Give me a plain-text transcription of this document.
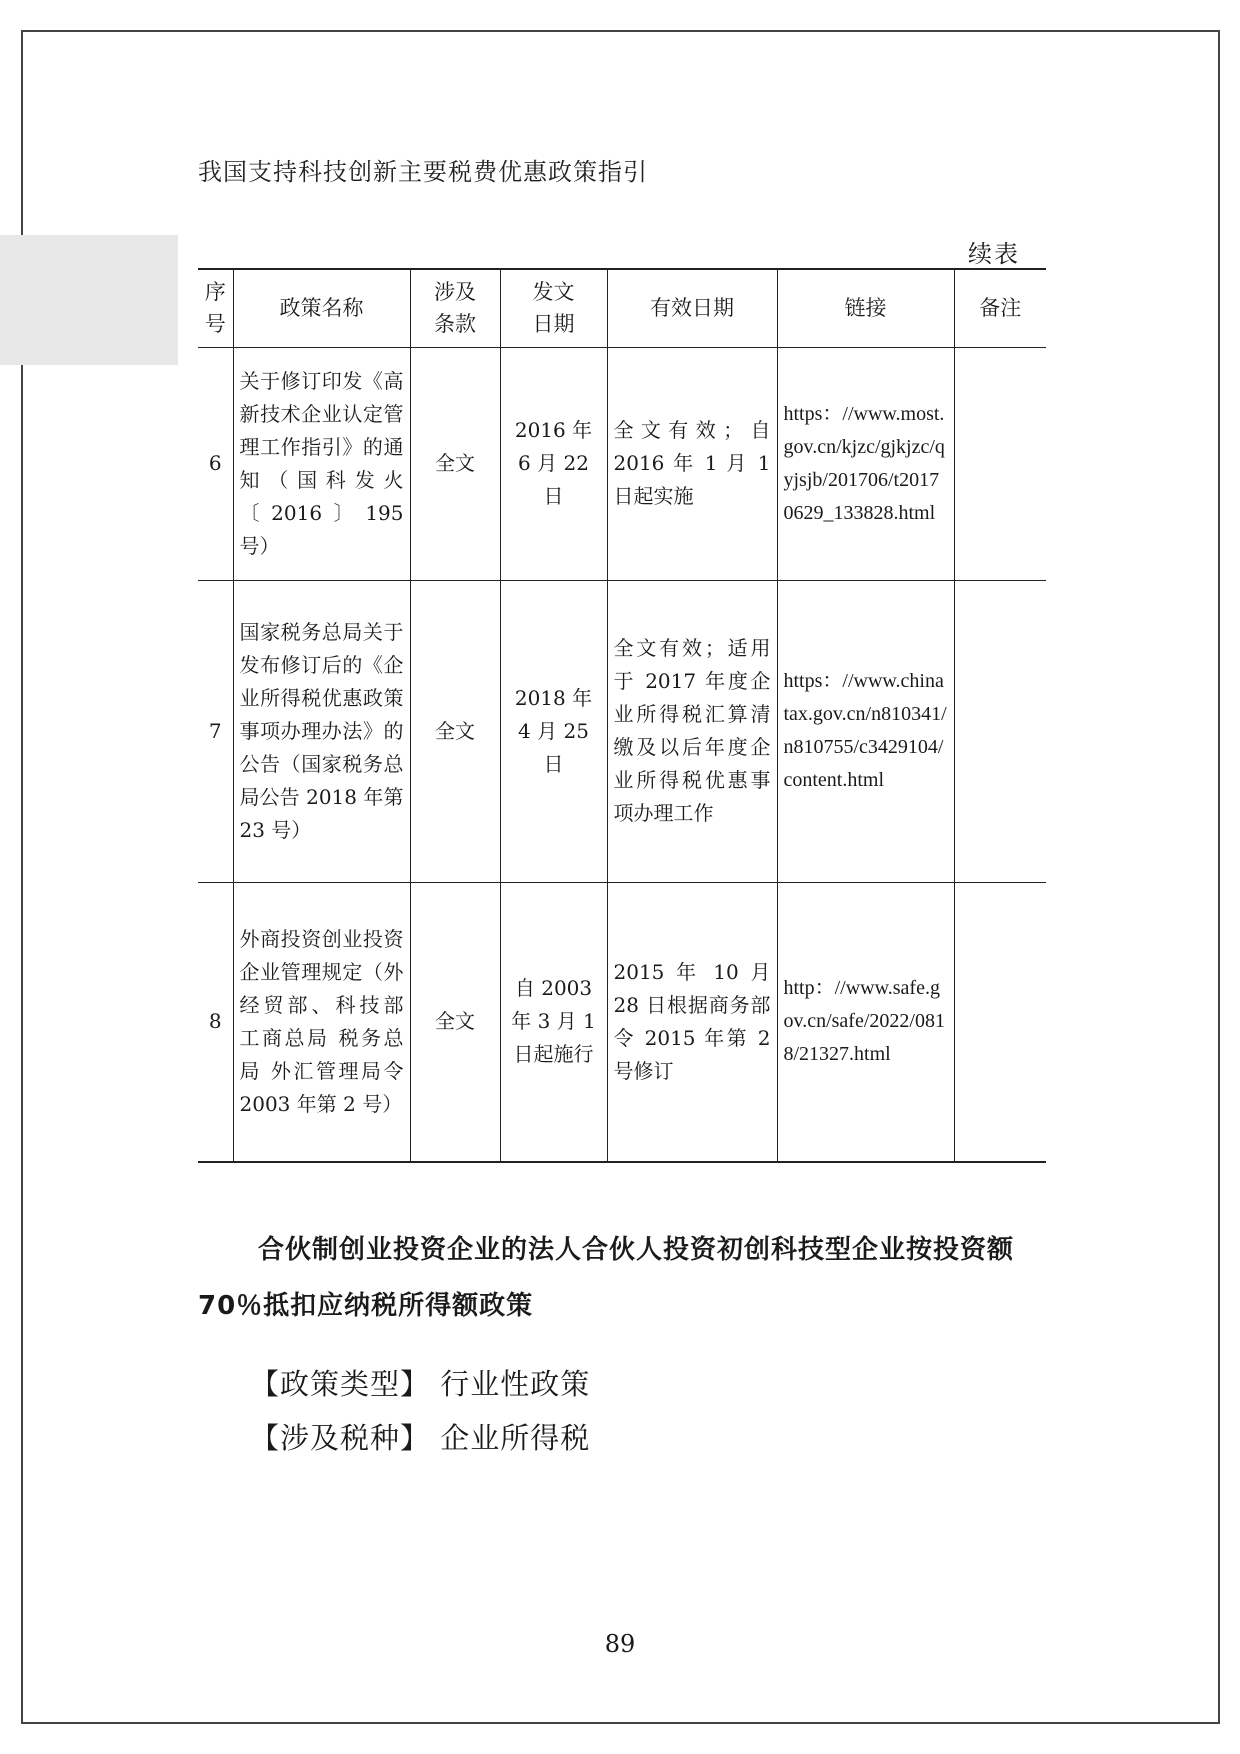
我国支持科技创新主要税费优惠政策指引
续表
序号	政策名称	涉及条款	发文日期	有效日期	链接	备注
6	关于修订印发《高新技术企业认定管理工作指引》的通知（国科发火〔2016〕195 号）	全文	2016 年 6 月 22 日	全文有效；自 2016 年 1 月 1 日起实施	https：//www.most.gov.cn/kjzc/gjkjzc/qyjsjb/201706/t20170629_133828.html	
7	国家税务总局关于发布修订后的《企业所得税优惠政策事项办理办法》的公告（国家税务总局公告 2018 年第 23 号）	全文	2018 年 4 月 25 日	全文有效；适用于 2017 年度企业所得税汇算清缴及以后年度企业所得税优惠事项办理工作	https：//www.chinatax.gov.cn/n810341/n810755/c3429104/content.html	
8	外商投资创业投资企业管理规定（外经贸部、科技部 工商总局 税务总局 外汇管理局令 2003 年第 2 号）	全文	自 2003 年 3 月 1 日起施行	2015 年 10 月 28 日根据商务部令 2015 年第 2 号修订	http：//www.safe.gov.cn/safe/2022/0818/21327.html	
合伙制创业投资企业的法人合伙人投资初创科技型企业按投资额 70％抵扣应纳税所得额政策
【政策类型】 行业性政策
【涉及税种】 企业所得税
89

▸ EXERCISE
Reproduce the data above in full, exactly as it is, with the pictures left out.

▸ REPLY
Give me a plain-text transcription of this document.
我国支持科技创新主要税费优惠政策指引
续表
序号	政策名称	涉及条款	发文日期	有效日期	链接	备注
6	关于修订印发《高新技术企业认定管理工作指引》的通知（国科发火〔2016〕195 号）	全文	2016 年 6 月 22 日	全文有效；自 2016 年 1 月 1 日起实施	https：//www.most.gov.cn/kjzc/gjkjzc/qyjsjb/201706/t20170629_133828.html	
7	国家税务总局关于发布修订后的《企业所得税优惠政策事项办理办法》的公告（国家税务总局公告 2018 年第 23 号）	全文	2018 年 4 月 25 日	全文有效；适用于 2017 年度企业所得税汇算清缴及以后年度企业所得税优惠事项办理工作	https：//www.chinatax.gov.cn/n810341/n810755/c3429104/content.html	
8	外商投资创业投资企业管理规定（外经贸部、科技部 工商总局 税务总局 外汇管理局令 2003 年第 2 号）	全文	自 2003 年 3 月 1 日起施行	2015 年 10 月 28 日根据商务部令 2015 年第 2 号修订	http：//www.safe.gov.cn/safe/2022/0818/21327.html	
合伙制创业投资企业的法人合伙人投资初创科技型企业按投资额 70％抵扣应纳税所得额政策
【政策类型】 行业性政策
【涉及税种】 企业所得税
89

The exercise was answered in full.